> [Your instructions]:
The listing must be reproduced in full, exactly as it stands.

> [Part of a data file]:

▬▬▬

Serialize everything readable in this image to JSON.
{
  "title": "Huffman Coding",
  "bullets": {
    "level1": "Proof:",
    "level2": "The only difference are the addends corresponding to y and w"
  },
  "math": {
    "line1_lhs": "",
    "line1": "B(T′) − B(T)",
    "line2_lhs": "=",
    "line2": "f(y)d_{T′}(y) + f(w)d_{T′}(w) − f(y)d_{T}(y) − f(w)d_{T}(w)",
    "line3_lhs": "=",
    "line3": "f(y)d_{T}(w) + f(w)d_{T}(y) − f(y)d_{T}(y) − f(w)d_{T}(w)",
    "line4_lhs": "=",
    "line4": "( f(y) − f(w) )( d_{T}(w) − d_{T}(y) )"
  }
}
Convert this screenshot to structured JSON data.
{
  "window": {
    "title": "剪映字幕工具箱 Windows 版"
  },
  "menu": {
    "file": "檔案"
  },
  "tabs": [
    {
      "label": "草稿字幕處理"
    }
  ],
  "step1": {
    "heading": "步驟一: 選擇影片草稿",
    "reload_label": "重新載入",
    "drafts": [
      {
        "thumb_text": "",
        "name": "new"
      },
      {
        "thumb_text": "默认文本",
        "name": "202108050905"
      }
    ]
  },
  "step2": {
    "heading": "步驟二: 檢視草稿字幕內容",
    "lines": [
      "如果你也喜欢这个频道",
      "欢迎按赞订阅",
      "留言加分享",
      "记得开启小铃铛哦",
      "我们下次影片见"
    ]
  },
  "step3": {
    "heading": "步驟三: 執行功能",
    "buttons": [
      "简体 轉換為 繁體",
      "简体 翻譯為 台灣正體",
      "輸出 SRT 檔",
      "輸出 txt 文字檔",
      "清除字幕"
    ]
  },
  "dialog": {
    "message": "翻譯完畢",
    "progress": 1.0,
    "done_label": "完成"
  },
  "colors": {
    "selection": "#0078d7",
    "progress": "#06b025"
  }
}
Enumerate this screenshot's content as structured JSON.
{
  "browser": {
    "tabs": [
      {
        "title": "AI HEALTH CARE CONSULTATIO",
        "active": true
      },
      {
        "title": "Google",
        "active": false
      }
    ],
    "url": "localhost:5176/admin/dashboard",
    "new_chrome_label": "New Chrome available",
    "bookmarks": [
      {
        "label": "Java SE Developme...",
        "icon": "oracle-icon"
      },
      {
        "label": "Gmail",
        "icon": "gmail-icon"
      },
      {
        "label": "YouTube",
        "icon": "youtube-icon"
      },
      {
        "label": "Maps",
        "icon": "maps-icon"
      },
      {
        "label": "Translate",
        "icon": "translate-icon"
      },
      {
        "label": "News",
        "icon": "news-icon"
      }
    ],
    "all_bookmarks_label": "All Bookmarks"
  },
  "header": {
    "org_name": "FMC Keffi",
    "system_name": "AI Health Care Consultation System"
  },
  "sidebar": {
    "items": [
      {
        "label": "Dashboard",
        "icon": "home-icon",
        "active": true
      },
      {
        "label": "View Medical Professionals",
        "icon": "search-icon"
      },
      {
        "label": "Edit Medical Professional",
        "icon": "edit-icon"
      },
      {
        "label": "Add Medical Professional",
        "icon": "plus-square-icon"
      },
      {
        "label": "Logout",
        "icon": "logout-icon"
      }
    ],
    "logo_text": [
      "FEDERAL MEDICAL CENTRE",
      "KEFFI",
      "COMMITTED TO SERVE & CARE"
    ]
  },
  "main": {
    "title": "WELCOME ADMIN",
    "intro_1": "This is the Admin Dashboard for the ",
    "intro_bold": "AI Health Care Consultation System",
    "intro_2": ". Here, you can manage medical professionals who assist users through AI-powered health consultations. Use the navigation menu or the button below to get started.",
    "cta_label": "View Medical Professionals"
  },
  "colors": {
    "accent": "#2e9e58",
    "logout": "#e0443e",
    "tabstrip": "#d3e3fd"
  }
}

▬▬▬

> [Result below]:
Serialize everything readable in this image to JSON.
{
  "title": "Huffman Coding",
  "bullets": {
    "level1": "Proof:",
    "level2": "The only difference are the addends corresponding to y and w"
  },
  "math": {
    "line1_lhs": "",
    "line1": "B(T′) − B(T)",
    "line2_lhs": "=",
    "line2": "f(y)d_{T′}(y) + f(w)d_{T′}(w) − f(y)d_{T}(y) − f(w)d_{T}(w)",
    "line3_lhs": "=",
    "line3": "f(y)d_{T}(w) + f(w)d_{T}(y) − f(y)d_{T}(y) − f(w)d_{T}(w)",
    "line4_lhs": "=",
    "line4": "( f(y) − f(w) )( d_{T}(w) − d_{T}(y) )"
  }
}
Convert this screenshot to structured JSON data.
{
  "window": {
    "title": "剪映字幕工具箱 Windows 版"
  },
  "menu": {
    "file": "檔案"
  },
  "tabs": [
    {
      "label": "草稿字幕處理"
    }
  ],
  "step1": {
    "heading": "步驟一: 選擇影片草稿",
    "reload_label": "重新載入",
    "drafts": [
      {
        "thumb_text": "",
        "name": "new"
      },
      {
        "thumb_text": "默认文本",
        "name": "202108050905"
      }
    ]
  },
  "step2": {
    "heading": "步驟二: 檢視草稿字幕內容",
    "lines": [
      "如果你也喜欢这个频道",
      "欢迎按赞订阅",
      "留言加分享",
      "记得开启小铃铛哦",
      "我们下次影片见"
    ]
  },
  "step3": {
    "heading": "步驟三: 執行功能",
    "buttons": [
      "简体 轉換為 繁體",
      "简体 翻譯為 台灣正體",
      "輸出 SRT 檔",
      "輸出 txt 文字檔",
      "清除字幕"
    ]
  },
  "dialog": {
    "message": "翻譯完畢",
    "progress": 1.0,
    "done_label": "完成"
  },
  "colors": {
    "selection": "#0078d7",
    "progress": "#06b025"
  }
}
Enumerate this screenshot's content as structured JSON.
{
  "browser": {
    "tabs": [
      {
        "title": "AI HEALTH CARE CONSULTATIO",
        "active": true
      },
      {
        "title": "Google",
        "active": false
      }
    ],
    "url": "localhost:5176/admin/dashboard",
    "new_chrome_label": "New Chrome available",
    "bookmarks": [
      {
        "label": "Java SE Developme...",
        "icon": "oracle-icon"
      },
      {
        "label": "Gmail",
        "icon": "gmail-icon"
      },
      {
        "label": "YouTube",
        "icon": "youtube-icon"
      },
      {
        "label": "Maps",
        "icon": "maps-icon"
      },
      {
        "label": "Translate",
        "icon": "translate-icon"
      },
      {
        "label": "News",
        "icon": "news-icon"
      }
    ],
    "all_bookmarks_label": "All Bookmarks"
  },
  "header": {
    "org_name": "FMC Keffi",
    "system_name": "AI Health Care Consultation System"
  },
  "sidebar": {
    "items": [
      {
        "label": "Dashboard",
        "icon": "home-icon",
        "active": true
      },
      {
        "label": "View Medical Professionals",
        "icon": "search-icon"
      },
      {
        "label": "Edit Medical Professional",
        "icon": "edit-icon"
      },
      {
        "label": "Add Medical Professional",
        "icon": "plus-square-icon"
      },
      {
        "label": "Logout",
        "icon": "logout-icon"
      }
    ],
    "logo_text": [
      "FEDERAL MEDICAL CENTRE",
      "KEFFI",
      "COMMITTED TO SERVE & CARE"
    ]
  },
  "main": {
    "title": "WELCOME ADMIN",
    "intro_1": "This is the Admin Dashboard for the ",
    "intro_bold": "AI Health Care Consultation System",
    "intro_2": ". Here, you can manage medical professionals who assist users through AI-powered health consultations. Use the navigation menu or the button below to get started.",
    "cta_label": "View Medical Professionals"
  },
  "colors": {
    "accent": "#2e9e58",
    "logout": "#e0443e",
    "tabstrip": "#d3e3fd"
  }
}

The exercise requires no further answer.